RECORDED INFORMATION —
★ ★ ★ ★ ★ ★ ★
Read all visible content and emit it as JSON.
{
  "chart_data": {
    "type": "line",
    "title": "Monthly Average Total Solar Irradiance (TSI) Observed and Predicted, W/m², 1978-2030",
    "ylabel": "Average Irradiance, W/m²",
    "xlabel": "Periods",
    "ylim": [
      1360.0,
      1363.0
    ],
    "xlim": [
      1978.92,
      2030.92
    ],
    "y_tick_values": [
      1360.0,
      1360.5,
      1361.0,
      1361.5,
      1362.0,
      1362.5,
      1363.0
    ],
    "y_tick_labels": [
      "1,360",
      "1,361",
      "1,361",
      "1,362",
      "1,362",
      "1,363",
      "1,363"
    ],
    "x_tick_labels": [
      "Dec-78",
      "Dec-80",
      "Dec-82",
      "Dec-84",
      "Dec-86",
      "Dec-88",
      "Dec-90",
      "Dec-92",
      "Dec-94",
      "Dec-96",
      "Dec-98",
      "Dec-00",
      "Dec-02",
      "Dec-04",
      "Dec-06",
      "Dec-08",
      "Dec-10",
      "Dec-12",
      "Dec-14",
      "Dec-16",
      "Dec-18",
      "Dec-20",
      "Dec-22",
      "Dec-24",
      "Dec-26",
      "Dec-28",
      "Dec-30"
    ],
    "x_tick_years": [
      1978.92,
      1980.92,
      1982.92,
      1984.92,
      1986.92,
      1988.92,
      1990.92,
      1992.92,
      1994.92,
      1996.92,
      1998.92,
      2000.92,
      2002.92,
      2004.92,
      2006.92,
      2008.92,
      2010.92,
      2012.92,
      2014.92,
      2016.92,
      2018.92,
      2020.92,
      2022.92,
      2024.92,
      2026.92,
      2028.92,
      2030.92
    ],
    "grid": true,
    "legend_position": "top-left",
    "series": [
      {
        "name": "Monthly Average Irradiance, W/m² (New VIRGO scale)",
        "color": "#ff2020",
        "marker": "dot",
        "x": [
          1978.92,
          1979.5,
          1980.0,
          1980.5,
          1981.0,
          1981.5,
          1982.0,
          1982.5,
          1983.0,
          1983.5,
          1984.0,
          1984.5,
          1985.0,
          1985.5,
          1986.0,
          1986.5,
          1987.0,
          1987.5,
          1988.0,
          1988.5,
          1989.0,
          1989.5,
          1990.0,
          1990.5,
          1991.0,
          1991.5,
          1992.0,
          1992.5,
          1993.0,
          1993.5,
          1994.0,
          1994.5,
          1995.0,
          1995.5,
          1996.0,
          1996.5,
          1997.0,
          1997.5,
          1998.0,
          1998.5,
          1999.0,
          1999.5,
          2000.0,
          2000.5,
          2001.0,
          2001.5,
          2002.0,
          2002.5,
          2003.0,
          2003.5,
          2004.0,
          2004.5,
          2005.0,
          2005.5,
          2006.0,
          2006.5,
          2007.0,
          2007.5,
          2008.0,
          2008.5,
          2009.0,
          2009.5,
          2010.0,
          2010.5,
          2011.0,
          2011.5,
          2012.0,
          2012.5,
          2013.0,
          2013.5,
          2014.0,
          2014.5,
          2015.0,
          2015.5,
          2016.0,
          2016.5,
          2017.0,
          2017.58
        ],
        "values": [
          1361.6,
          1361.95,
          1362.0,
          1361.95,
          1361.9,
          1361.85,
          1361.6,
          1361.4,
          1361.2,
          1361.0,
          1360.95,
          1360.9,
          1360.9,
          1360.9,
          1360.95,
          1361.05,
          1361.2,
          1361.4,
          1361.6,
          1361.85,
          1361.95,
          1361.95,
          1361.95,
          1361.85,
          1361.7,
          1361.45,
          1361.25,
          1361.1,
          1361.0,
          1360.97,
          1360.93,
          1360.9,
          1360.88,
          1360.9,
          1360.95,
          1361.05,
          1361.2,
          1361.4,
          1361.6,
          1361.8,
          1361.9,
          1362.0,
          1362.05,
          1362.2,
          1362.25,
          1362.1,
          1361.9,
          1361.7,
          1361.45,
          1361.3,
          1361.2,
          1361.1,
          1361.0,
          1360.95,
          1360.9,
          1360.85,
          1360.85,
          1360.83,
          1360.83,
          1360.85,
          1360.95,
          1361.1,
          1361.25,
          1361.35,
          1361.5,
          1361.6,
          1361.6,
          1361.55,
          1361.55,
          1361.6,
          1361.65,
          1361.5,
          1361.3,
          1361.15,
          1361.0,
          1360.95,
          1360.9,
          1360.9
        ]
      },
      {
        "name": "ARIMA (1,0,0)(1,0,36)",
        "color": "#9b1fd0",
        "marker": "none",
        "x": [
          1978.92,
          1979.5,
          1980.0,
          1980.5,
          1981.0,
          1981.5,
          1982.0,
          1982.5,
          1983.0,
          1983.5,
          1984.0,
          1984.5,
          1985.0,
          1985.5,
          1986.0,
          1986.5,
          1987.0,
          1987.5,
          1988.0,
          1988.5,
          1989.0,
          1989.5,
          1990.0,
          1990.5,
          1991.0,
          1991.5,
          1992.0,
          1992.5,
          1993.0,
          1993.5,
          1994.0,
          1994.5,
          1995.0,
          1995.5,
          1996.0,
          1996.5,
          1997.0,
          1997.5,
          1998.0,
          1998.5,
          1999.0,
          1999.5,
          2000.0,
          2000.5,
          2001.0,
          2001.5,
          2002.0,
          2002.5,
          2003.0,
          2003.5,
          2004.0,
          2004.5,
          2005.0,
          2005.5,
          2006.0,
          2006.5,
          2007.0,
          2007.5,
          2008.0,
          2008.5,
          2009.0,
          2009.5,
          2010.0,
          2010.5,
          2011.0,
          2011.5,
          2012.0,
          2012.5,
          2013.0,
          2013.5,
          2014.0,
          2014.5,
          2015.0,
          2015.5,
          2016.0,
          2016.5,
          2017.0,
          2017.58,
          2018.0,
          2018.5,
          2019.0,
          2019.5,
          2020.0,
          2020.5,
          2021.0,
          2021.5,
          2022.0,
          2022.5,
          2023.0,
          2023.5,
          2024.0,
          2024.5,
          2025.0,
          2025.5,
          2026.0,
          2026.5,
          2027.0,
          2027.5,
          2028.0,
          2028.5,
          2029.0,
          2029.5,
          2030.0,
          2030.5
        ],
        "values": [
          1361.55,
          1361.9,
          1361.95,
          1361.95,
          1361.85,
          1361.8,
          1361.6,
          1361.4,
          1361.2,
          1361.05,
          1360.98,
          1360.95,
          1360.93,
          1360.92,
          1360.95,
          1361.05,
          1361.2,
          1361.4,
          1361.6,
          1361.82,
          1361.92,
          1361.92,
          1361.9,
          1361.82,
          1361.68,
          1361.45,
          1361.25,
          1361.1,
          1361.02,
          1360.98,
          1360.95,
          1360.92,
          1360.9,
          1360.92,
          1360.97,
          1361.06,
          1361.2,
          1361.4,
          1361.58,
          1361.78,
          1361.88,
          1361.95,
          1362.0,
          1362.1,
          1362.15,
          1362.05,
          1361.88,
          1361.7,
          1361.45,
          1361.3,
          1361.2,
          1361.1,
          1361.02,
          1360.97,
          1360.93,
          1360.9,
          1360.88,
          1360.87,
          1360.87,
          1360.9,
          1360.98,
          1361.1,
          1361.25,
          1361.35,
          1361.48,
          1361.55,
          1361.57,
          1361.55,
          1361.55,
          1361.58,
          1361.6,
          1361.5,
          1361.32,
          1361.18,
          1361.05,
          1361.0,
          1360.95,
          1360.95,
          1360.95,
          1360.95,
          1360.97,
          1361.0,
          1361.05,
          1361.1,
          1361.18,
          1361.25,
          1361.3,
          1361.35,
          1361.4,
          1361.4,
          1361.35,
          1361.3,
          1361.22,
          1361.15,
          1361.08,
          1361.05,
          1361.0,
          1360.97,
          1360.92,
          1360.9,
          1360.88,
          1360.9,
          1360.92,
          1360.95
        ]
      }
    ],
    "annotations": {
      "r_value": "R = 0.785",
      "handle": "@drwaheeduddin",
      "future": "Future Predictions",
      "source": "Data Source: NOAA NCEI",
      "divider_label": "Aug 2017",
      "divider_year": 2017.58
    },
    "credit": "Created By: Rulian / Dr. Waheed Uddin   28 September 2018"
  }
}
★ ★ ★ ★ ★ ★ ★
TASK OBJECTIVE — From the material, report only how many lines include the word "name".

WRITTEN RESPONSE — 2